--- Task input ---

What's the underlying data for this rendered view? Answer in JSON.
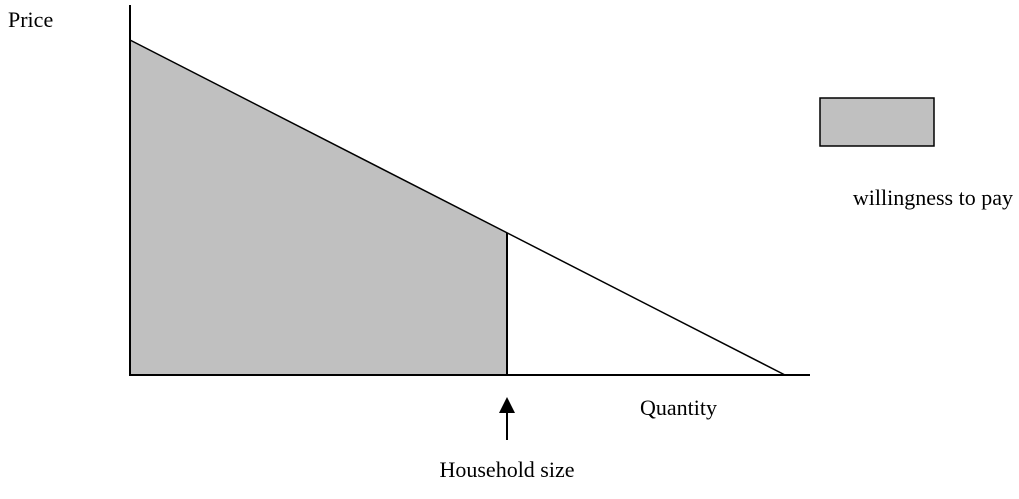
{
  "axes": {
    "y_label": "Price",
    "x_label": "Quantity"
  },
  "marker": {
    "label": "Household size"
  },
  "legend": {
    "label": "willingness to pay"
  }
}
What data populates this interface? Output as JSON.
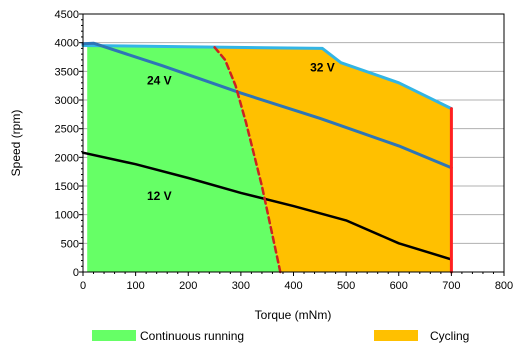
{
  "chart_data": {
    "type": "area",
    "xlabel": "Torque (mNm)",
    "ylabel": "Speed (rpm)",
    "xlim": [
      0,
      800
    ],
    "ylim": [
      0,
      4500
    ],
    "x_ticks": [
      "0",
      "100",
      "200",
      "300",
      "400",
      "500",
      "600",
      "700",
      "800"
    ],
    "y_ticks": [
      "0",
      "500",
      "1000",
      "1500",
      "2000",
      "2500",
      "3000",
      "3500",
      "4000",
      "4500"
    ],
    "grid": "horizontal",
    "legend_position": "bottom",
    "regions": [
      {
        "name": "Continuous running",
        "color": "#66ff66",
        "points": [
          [
            8,
            3960
          ],
          [
            40,
            3960
          ],
          [
            250,
            3920
          ],
          [
            270,
            3700
          ],
          [
            290,
            3250
          ],
          [
            310,
            2600
          ],
          [
            340,
            1500
          ],
          [
            375,
            0
          ],
          [
            8,
            0
          ]
        ]
      },
      {
        "name": "Cycling",
        "color": "#ffc000",
        "points": [
          [
            250,
            3920
          ],
          [
            455,
            3900
          ],
          [
            490,
            3650
          ],
          [
            600,
            3300
          ],
          [
            700,
            2850
          ],
          [
            700,
            0
          ],
          [
            375,
            0
          ],
          [
            340,
            1500
          ],
          [
            310,
            2600
          ],
          [
            290,
            3250
          ],
          [
            270,
            3700
          ]
        ]
      }
    ],
    "series": [
      {
        "name": "32 V",
        "color": "#33b5e5",
        "width": 3,
        "style": "solid",
        "x": [
          0,
          455,
          490,
          600,
          700
        ],
        "y": [
          3950,
          3900,
          3650,
          3300,
          2850
        ]
      },
      {
        "name": "24 V",
        "color": "#2e75b6",
        "width": 3,
        "style": "solid",
        "x": [
          0,
          20,
          150,
          300,
          450,
          600,
          700
        ],
        "y": [
          3980,
          3990,
          3600,
          3120,
          2680,
          2200,
          1820
        ]
      },
      {
        "name": "12 V",
        "color": "#000000",
        "width": 2.5,
        "style": "solid",
        "x": [
          0,
          100,
          200,
          300,
          400,
          500,
          600,
          700
        ],
        "y": [
          2080,
          1880,
          1640,
          1380,
          1150,
          900,
          500,
          220
        ]
      },
      {
        "name": "",
        "color": "#cc2222",
        "width": 2.5,
        "style": "dashed",
        "x": [
          250,
          270,
          290,
          310,
          340,
          375
        ],
        "y": [
          3920,
          3700,
          3250,
          2600,
          1500,
          0
        ]
      },
      {
        "name": "",
        "color": "#ff2020",
        "width": 3,
        "style": "solid",
        "x": [
          700,
          700
        ],
        "y": [
          0,
          2850
        ]
      }
    ],
    "annotations": [
      {
        "text": "24 V",
        "x": 145,
        "y": 3270
      },
      {
        "text": "32 V",
        "x": 455,
        "y": 3500
      },
      {
        "text": "12 V",
        "x": 145,
        "y": 1260
      }
    ],
    "legend": [
      {
        "label": "Continuous running",
        "color": "#66ff66"
      },
      {
        "label": "Cycling",
        "color": "#ffc000"
      }
    ]
  }
}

---

Repeat the listing in full and exactly. Leave any pictures out.

**Output of the exercise**
What's the underlying data for this rendered view? Answer in JSON.
{
  "axes": {
    "y_label": "Price",
    "x_label": "Quantity"
  },
  "marker": {
    "label": "Household size"
  },
  "legend": {
    "label": "willingness to pay"
  }
}
What data populates this interface? Output as JSON.
{
  "chart_data": {
    "type": "area",
    "xlabel": "Torque (mNm)",
    "ylabel": "Speed (rpm)",
    "xlim": [
      0,
      800
    ],
    "ylim": [
      0,
      4500
    ],
    "x_ticks": [
      "0",
      "100",
      "200",
      "300",
      "400",
      "500",
      "600",
      "700",
      "800"
    ],
    "y_ticks": [
      "0",
      "500",
      "1000",
      "1500",
      "2000",
      "2500",
      "3000",
      "3500",
      "4000",
      "4500"
    ],
    "grid": "horizontal",
    "legend_position": "bottom",
    "regions": [
      {
        "name": "Continuous running",
        "color": "#66ff66",
        "points": [
          [
            8,
            3960
          ],
          [
            40,
            3960
          ],
          [
            250,
            3920
          ],
          [
            270,
            3700
          ],
          [
            290,
            3250
          ],
          [
            310,
            2600
          ],
          [
            340,
            1500
          ],
          [
            375,
            0
          ],
          [
            8,
            0
          ]
        ]
      },
      {
        "name": "Cycling",
        "color": "#ffc000",
        "points": [
          [
            250,
            3920
          ],
          [
            455,
            3900
          ],
          [
            490,
            3650
          ],
          [
            600,
            3300
          ],
          [
            700,
            2850
          ],
          [
            700,
            0
          ],
          [
            375,
            0
          ],
          [
            340,
            1500
          ],
          [
            310,
            2600
          ],
          [
            290,
            3250
          ],
          [
            270,
            3700
          ]
        ]
      }
    ],
    "series": [
      {
        "name": "32 V",
        "color": "#33b5e5",
        "width": 3,
        "style": "solid",
        "x": [
          0,
          455,
          490,
          600,
          700
        ],
        "y": [
          3950,
          3900,
          3650,
          3300,
          2850
        ]
      },
      {
        "name": "24 V",
        "color": "#2e75b6",
        "width": 3,
        "style": "solid",
        "x": [
          0,
          20,
          150,
          300,
          450,
          600,
          700
        ],
        "y": [
          3980,
          3990,
          3600,
          3120,
          2680,
          2200,
          1820
        ]
      },
      {
        "name": "12 V",
        "color": "#000000",
        "width": 2.5,
        "style": "solid",
        "x": [
          0,
          100,
          200,
          300,
          400,
          500,
          600,
          700
        ],
        "y": [
          2080,
          1880,
          1640,
          1380,
          1150,
          900,
          500,
          220
        ]
      },
      {
        "name": "",
        "color": "#cc2222",
        "width": 2.5,
        "style": "dashed",
        "x": [
          250,
          270,
          290,
          310,
          340,
          375
        ],
        "y": [
          3920,
          3700,
          3250,
          2600,
          1500,
          0
        ]
      },
      {
        "name": "",
        "color": "#ff2020",
        "width": 3,
        "style": "solid",
        "x": [
          700,
          700
        ],
        "y": [
          0,
          2850
        ]
      }
    ],
    "annotations": [
      {
        "text": "24 V",
        "x": 145,
        "y": 3270
      },
      {
        "text": "32 V",
        "x": 455,
        "y": 3500
      },
      {
        "text": "12 V",
        "x": 145,
        "y": 1260
      }
    ],
    "legend": [
      {
        "label": "Continuous running",
        "color": "#66ff66"
      },
      {
        "label": "Cycling",
        "color": "#ffc000"
      }
    ]
  }
}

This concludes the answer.